* Work to do *
Would you write out the entries below, every one of them, exactly?

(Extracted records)
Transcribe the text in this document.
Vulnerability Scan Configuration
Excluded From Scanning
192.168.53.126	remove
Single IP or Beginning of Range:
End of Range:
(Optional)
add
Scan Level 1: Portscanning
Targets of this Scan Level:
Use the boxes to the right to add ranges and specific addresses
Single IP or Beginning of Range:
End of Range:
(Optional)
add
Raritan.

* The result *
Transcribe the text in this document.
Vulnerability Scan Configuration
Excluded From Scanning
192.168.53.126	remove
Single IP or Beginning of Range:
End of Range:
(Optional)
add
Scan Level 1: Portscanning
Targets of this Scan Level:
Use the boxes to the right to add ranges and specific addresses
Single IP or Beginning of Range:
End of Range:
(Optional)
add
Raritan.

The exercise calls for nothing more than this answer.